Item 7.                      Exemption from Registration Claimed
 
Not applicable.
 
 
 
 
 
 
Item 8.                      Exhibits
 
Pursuant to Item 8(a), the shares of Common Stock registered hereby will be purchased through open-market transactions. Therefore, an opinion regarding the legality of the securities is not required.
 
Ashland has submitted or will submit the Plan and any amendments thereto to the Internal Revenue Service (“IRS”) in a timely manner and has made or will make all changes required by the IRS in order to qualify such plans under Section 401 of the Internal Revenue Code of 1986, as amended.
 
The following exhibits are filed with or incorporated by reference into this Registration Statement pursuant to Item 601 of Regulation S-K:
 
                               
Exhibit No.
Description of Exhibit
 
4.1
Third Restated Articles of Incorporation of Ashland and amendment thereto effective February 3, 2009 (filed as Exhibit 3.1 to Ashland’s Form 10-Q for the quarter ended December 31, 2008 (SEC File No. 001-32532), and incorporated herein by reference)
4.2
By-laws of Ashland, effective as of June 30, 2005 (filed as Exhibit 3(ii) to Ashland’s Form 10-Q for the quarter ended June 30, 2005 (SEC File No. 001-32532), and incorporated herein by reference)

## SET PROBLEM 1:
According to the registration statement excerpt, how will the registered shares of Common Stock be purchased?

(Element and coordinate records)
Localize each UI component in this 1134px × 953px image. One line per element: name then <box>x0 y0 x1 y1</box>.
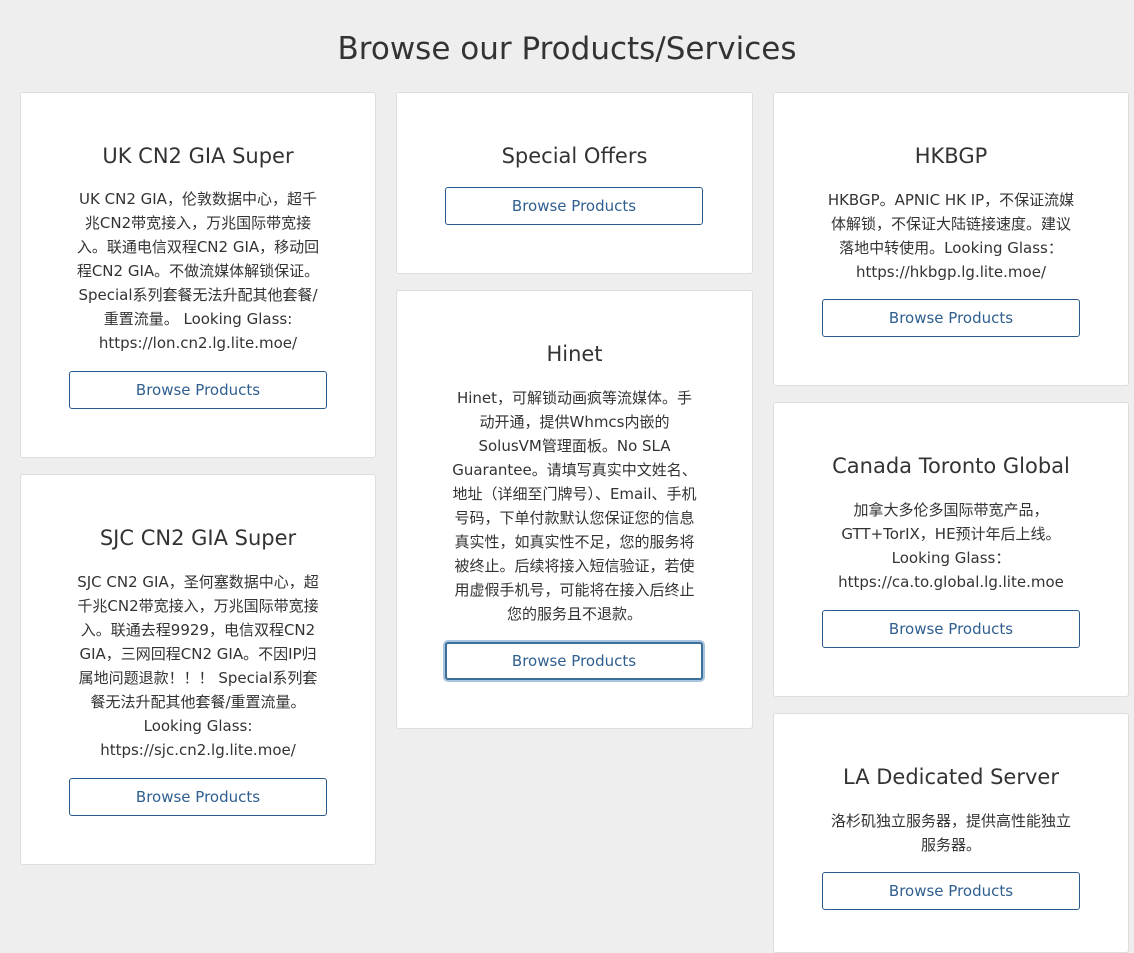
card-title: Special Offers <box>501 144 648 168</box>
desc-line: 真实性，如真实性不足，您的服务将 <box>454 533 695 551</box>
page-title: Browse our Products/Services <box>337 31 797 67</box>
desc-line: 重置流量。 Looking Glass: <box>103 310 293 328</box>
desc-line: UK CN2 GIA，伦敦数据中心，超千 <box>79 190 317 208</box>
desc-line: 动开通，提供Whmcs内嵌的 <box>479 413 670 431</box>
desc-line: 入。联通电信双程CN2 GIA，移动回 <box>76 238 320 256</box>
desc-line: 兆CN2带宽接入，万兆国际带宽接 <box>84 214 312 232</box>
desc-line: SolusVM管理面板。No SLA <box>478 437 671 455</box>
product-group-card-special-offers: Special Offers Browse Products <box>396 92 753 274</box>
desc-line: 体解锁，不保证大陆链接速度。建议 <box>830 215 1071 233</box>
desc-line: Looking Glass： <box>891 549 1011 567</box>
desc-line: 千兆CN2带宽接入，万兆国际带宽接 <box>77 597 319 615</box>
card-title: Hinet <box>546 342 603 366</box>
desc-line: Guarantee。请填写真实中文姓名、 <box>452 461 697 479</box>
desc-line: GTT+TorIX，HE预计年后上线。 <box>841 525 1061 543</box>
desc-line: https://ca.to.global.lg.lite.moe <box>838 573 1064 591</box>
card-title: UK CN2 GIA Super <box>102 144 294 168</box>
card-title: LA Dedicated Server <box>843 765 1059 789</box>
desc-line: Looking Glass: <box>143 717 253 735</box>
card-title: Canada Toronto Global <box>832 454 1070 478</box>
desc-line: https://hkbgp.lg.lite.moe/ <box>855 263 1047 281</box>
card-description: UK CN2 GIA，伦敦数据中心，超千 兆CN2带宽接入，万兆国际带宽接 入。… <box>29 187 367 355</box>
browse-products-button[interactable]: Browse Products <box>822 299 1080 337</box>
desc-line: 洛杉矶独立服务器，提供高性能独立 <box>830 812 1071 830</box>
desc-line: https://sjc.cn2.lg.lite.moe/ <box>100 741 296 759</box>
desc-line: 号码，下单付款默认您保证您的信息 <box>454 509 695 527</box>
browse-products-button[interactable]: Browse Products <box>822 872 1080 910</box>
desc-line: Special系列套餐无法升配其他套餐/ <box>78 286 318 304</box>
product-group-card-uk-cn2-gia-super: UK CN2 GIA Super UK CN2 GIA，伦敦数据中心，超千 兆C… <box>20 92 376 458</box>
product-group-card-hinet: Hinet Hinet，可解锁动画疯等流媒体。手 动开通，提供Whmcs内嵌的 … <box>396 290 753 729</box>
desc-line: 入。联通去程9929，电信双程CN2 <box>80 621 316 639</box>
desc-line: Hinet，可解锁动画疯等流媒体。手 <box>456 389 693 407</box>
desc-line: 餐无法升配其他套餐/重置流量。 <box>90 693 306 711</box>
product-group-card-la-dedicated-server: LA Dedicated Server 洛杉矶独立服务器，提供高性能独立 服务器… <box>773 713 1129 953</box>
desc-line: 属地问题退款！！！ Special系列套 <box>78 669 318 687</box>
card-title: SJC CN2 GIA Super <box>99 526 297 550</box>
desc-line: GIA，三网回程CN2 GIA。不因IP归 <box>79 645 317 663</box>
card-description: Hinet，可解锁动画疯等流媒体。手 动开通，提供Whmcs内嵌的 SolusV… <box>405 386 744 626</box>
product-group-card-canada-toronto-global: Canada Toronto Global 加拿大多伦多国际带宽产品， GTT+… <box>773 402 1129 697</box>
desc-line: 加拿大多伦多国际带宽产品， <box>853 501 1049 519</box>
browse-products-button[interactable]: Browse Products <box>69 778 327 816</box>
product-group-card-sjc-cn2-gia-super: SJC CN2 GIA Super SJC CN2 GIA，圣何塞数据中心，超 … <box>20 474 376 865</box>
desc-line: 用虚假手机号，可能将在接入后终止 <box>454 581 695 599</box>
desc-line: SJC CN2 GIA，圣何塞数据中心，超 <box>77 573 319 591</box>
browse-products-button[interactable]: Browse Products <box>822 610 1080 648</box>
product-group-card-hkbgp: HKBGP HKBGP。APNIC HK IP，不保证流媒 体解锁，不保证大陆链… <box>773 92 1129 386</box>
desc-line: HKBGP。APNIC HK IP，不保证流媒 <box>827 191 1075 209</box>
desc-line: 您的服务且不退款。 <box>506 605 642 623</box>
browse-products-button[interactable]: Browse Products <box>445 187 703 225</box>
card-title: HKBGP <box>914 144 988 168</box>
browse-products-button[interactable]: Browse Products <box>445 642 703 680</box>
desc-line: 落地中转使用。Looking Glass： <box>839 239 1063 257</box>
desc-line: 被终止。后续将接入短信验证，若使 <box>454 557 695 575</box>
card-description: 加拿大多伦多国际带宽产品， GTT+TorIX，HE预计年后上线。 Lookin… <box>782 498 1120 594</box>
card-description: SJC CN2 GIA，圣何塞数据中心，超 千兆CN2带宽接入，万兆国际带宽接 … <box>29 570 367 762</box>
card-description: 洛杉矶独立服务器，提供高性能独立 服务器。 <box>782 809 1120 857</box>
desc-line: 程CN2 GIA。不做流媒体解锁保证。 <box>76 262 320 280</box>
card-description: HKBGP。APNIC HK IP，不保证流媒 体解锁，不保证大陆链接速度。建议… <box>782 188 1120 284</box>
browse-products-button[interactable]: Browse Products <box>69 371 327 409</box>
desc-line: https://lon.cn2.lg.lite.moe/ <box>98 334 298 352</box>
desc-line: 服务器。 <box>920 836 981 854</box>
desc-line: 地址（详细至门牌号）、Email、手机 <box>452 485 697 503</box>
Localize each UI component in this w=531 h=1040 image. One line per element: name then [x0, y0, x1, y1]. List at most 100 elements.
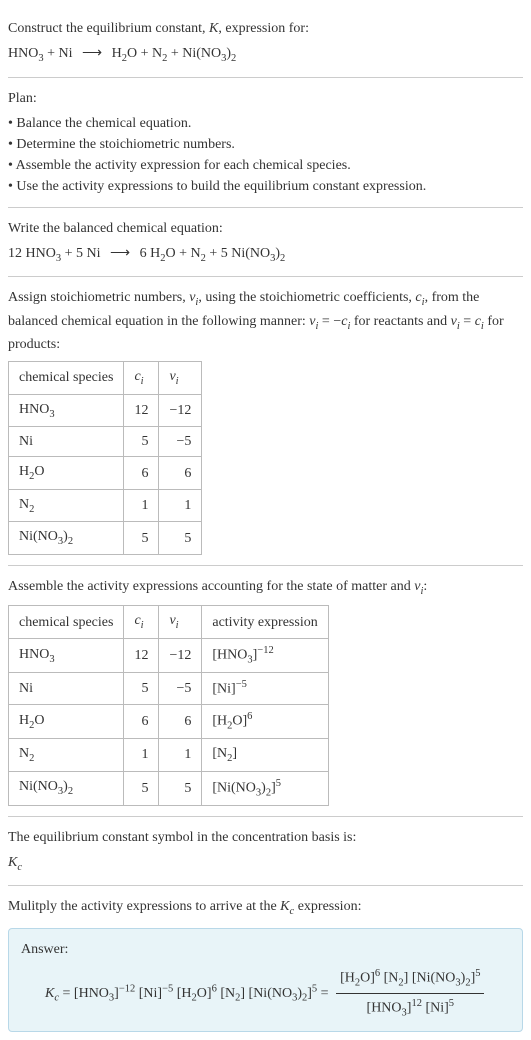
- title: Construct the equilibrium constant, K, e…: [8, 18, 523, 39]
- balanced-label: Write the balanced chemical equation:: [8, 218, 523, 239]
- th-ci: ci: [124, 606, 159, 639]
- cell-species: Ni: [9, 427, 124, 457]
- eq-text: + Ni(NO: [167, 46, 221, 61]
- term: O]: [197, 986, 212, 1001]
- arrow-icon: ⟶: [82, 46, 102, 61]
- multiply-section: Mulitply the activity expressions to arr…: [8, 886, 523, 1032]
- sp: N: [19, 497, 29, 512]
- plan-list: • Balance the chemical equation. • Deter…: [8, 113, 523, 197]
- term: [N: [380, 971, 398, 986]
- sub: c: [17, 862, 22, 873]
- kc-expression: Kc = [HNO3]−12 [Ni]−5 [H2O]6 [N2] [Ni(NO…: [21, 966, 510, 1021]
- cell-species: HNO3: [9, 394, 124, 427]
- cell-c: 5: [124, 427, 159, 457]
- sub: 3: [49, 409, 54, 420]
- k: K: [8, 855, 17, 870]
- ae: [H: [212, 714, 227, 729]
- cell-c: 12: [124, 639, 159, 673]
- plan-item: • Use the activity expressions to build …: [8, 176, 523, 197]
- sp: O: [34, 464, 44, 479]
- title-text2: , expression for:: [218, 21, 309, 36]
- table-header-row: chemical species ci νi activity expressi…: [9, 606, 329, 639]
- table-row: Ni(NO3)2 5 5 [Ni(NO3)2]5: [9, 771, 329, 805]
- cell-c: 6: [124, 457, 159, 490]
- answer-label: Answer:: [21, 939, 510, 960]
- activity-table: chemical species ci νi activity expressi…: [8, 605, 329, 805]
- sub: i: [176, 376, 179, 387]
- sp: H: [19, 713, 29, 728]
- symbol-text: The equilibrium constant symbol in the c…: [8, 827, 523, 848]
- cell-v: 6: [159, 704, 202, 738]
- sp: Ni(NO: [19, 779, 58, 794]
- cell-species: Ni: [9, 673, 124, 705]
- table-header-row: chemical species ci νi: [9, 362, 202, 395]
- text: , using the stoichiometric coefficients,: [198, 290, 415, 305]
- term: [H: [173, 986, 191, 1001]
- cell-v: 6: [159, 457, 202, 490]
- plan-item: • Determine the stoichiometric numbers.: [8, 134, 523, 155]
- eq-text: O + N: [165, 246, 200, 261]
- cell-v: −12: [159, 394, 202, 427]
- text: =: [460, 314, 475, 329]
- ae: ]: [232, 746, 237, 761]
- cell-c: 6: [124, 704, 159, 738]
- sup: 5: [276, 778, 281, 789]
- cell-activity: [N2]: [202, 739, 328, 772]
- sup: −12: [119, 983, 135, 994]
- cell-species: N2: [9, 489, 124, 522]
- eq-text: + 5 Ni(NO: [206, 246, 270, 261]
- cell-species: Ni(NO3)2: [9, 771, 124, 805]
- title-text: Construct the equilibrium constant,: [8, 21, 209, 36]
- sub: 2: [68, 786, 73, 797]
- cell-c: 1: [124, 489, 159, 522]
- cell-c: 5: [124, 522, 159, 555]
- plan-item: • Balance the chemical equation.: [8, 113, 523, 134]
- cell-v: −5: [159, 673, 202, 705]
- eq-text: O + N: [127, 46, 162, 61]
- cell-species: H2O: [9, 457, 124, 490]
- sup: 6: [247, 711, 252, 722]
- stoich-table: chemical species ci νi HNO3 12 −12 Ni 5 …: [8, 361, 202, 555]
- sub: 2: [29, 753, 34, 764]
- cell-c: 12: [124, 394, 159, 427]
- term: [Ni]: [135, 986, 162, 1001]
- th-species: chemical species: [9, 606, 124, 639]
- term: [HNO: [367, 1001, 402, 1016]
- table-row: Ni(NO3)2 5 5: [9, 522, 202, 555]
- eq-text: HNO: [8, 46, 38, 61]
- eq-text: + Ni: [44, 46, 76, 61]
- eq-text: 6 H: [136, 246, 160, 261]
- cell-v: −12: [159, 639, 202, 673]
- multiply-text: Mulitply the activity expressions to arr…: [8, 896, 523, 920]
- text: Assign stoichiometric numbers,: [8, 290, 189, 305]
- sp: H: [19, 464, 29, 479]
- balanced-section: Write the balanced chemical equation: 12…: [8, 208, 523, 278]
- table-row: Ni 5 −5 [Ni]−5: [9, 673, 329, 705]
- denominator: [HNO3]12 [Ni]5: [336, 994, 484, 1021]
- cell-v: 5: [159, 522, 202, 555]
- cell-activity: [Ni(NO3)2]5: [202, 771, 328, 805]
- eq: =: [59, 986, 74, 1001]
- unbalanced-equation: HNO3 + Ni ⟶ H2O + N2 + Ni(NO3)2: [8, 43, 523, 67]
- sp: N: [19, 746, 29, 761]
- numerator: [H2O]6 [N2] [Ni(NO3)2]5: [336, 966, 484, 994]
- sub: 3: [49, 654, 54, 665]
- cell-species: Ni(NO3)2: [9, 522, 124, 555]
- balanced-equation: 12 HNO3 + 5 Ni ⟶ 6 H2O + N2 + 5 Ni(NO3)2: [8, 243, 523, 267]
- table-row: HNO3 12 −12 [HNO3]−12: [9, 639, 329, 673]
- fraction: [H2O]6 [N2] [Ni(NO3)2]5[HNO3]12 [Ni]5: [336, 966, 484, 1021]
- sp: HNO: [19, 647, 49, 662]
- cell-activity: [H2O]6: [202, 704, 328, 738]
- sub: i: [141, 620, 144, 631]
- th-nui: νi: [159, 606, 202, 639]
- sp: HNO: [19, 402, 49, 417]
- table-row: HNO3 12 −12: [9, 394, 202, 427]
- sp: O: [34, 713, 44, 728]
- cell-v: 1: [159, 489, 202, 522]
- text: for reactants and: [350, 314, 450, 329]
- symbol-section: The equilibrium constant symbol in the c…: [8, 817, 523, 887]
- cell-v: 5: [159, 771, 202, 805]
- text: Mulitply the activity expressions to arr…: [8, 899, 280, 914]
- sub: i: [176, 620, 179, 631]
- term: O]: [360, 971, 375, 986]
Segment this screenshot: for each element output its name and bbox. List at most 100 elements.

## SET PROBLEM 2:
Show every line of the listing that contains the string "symbol".

## WRITTEN ANSWER 1:
Through open-market transactions.

## WRITTEN ANSWER 2:
- symbol-text: The equilibrium constant symbol in the c…: [8, 827, 523, 848]
- symbol-section: The equilibrium constant symbol in the c…: [8, 817, 523, 887]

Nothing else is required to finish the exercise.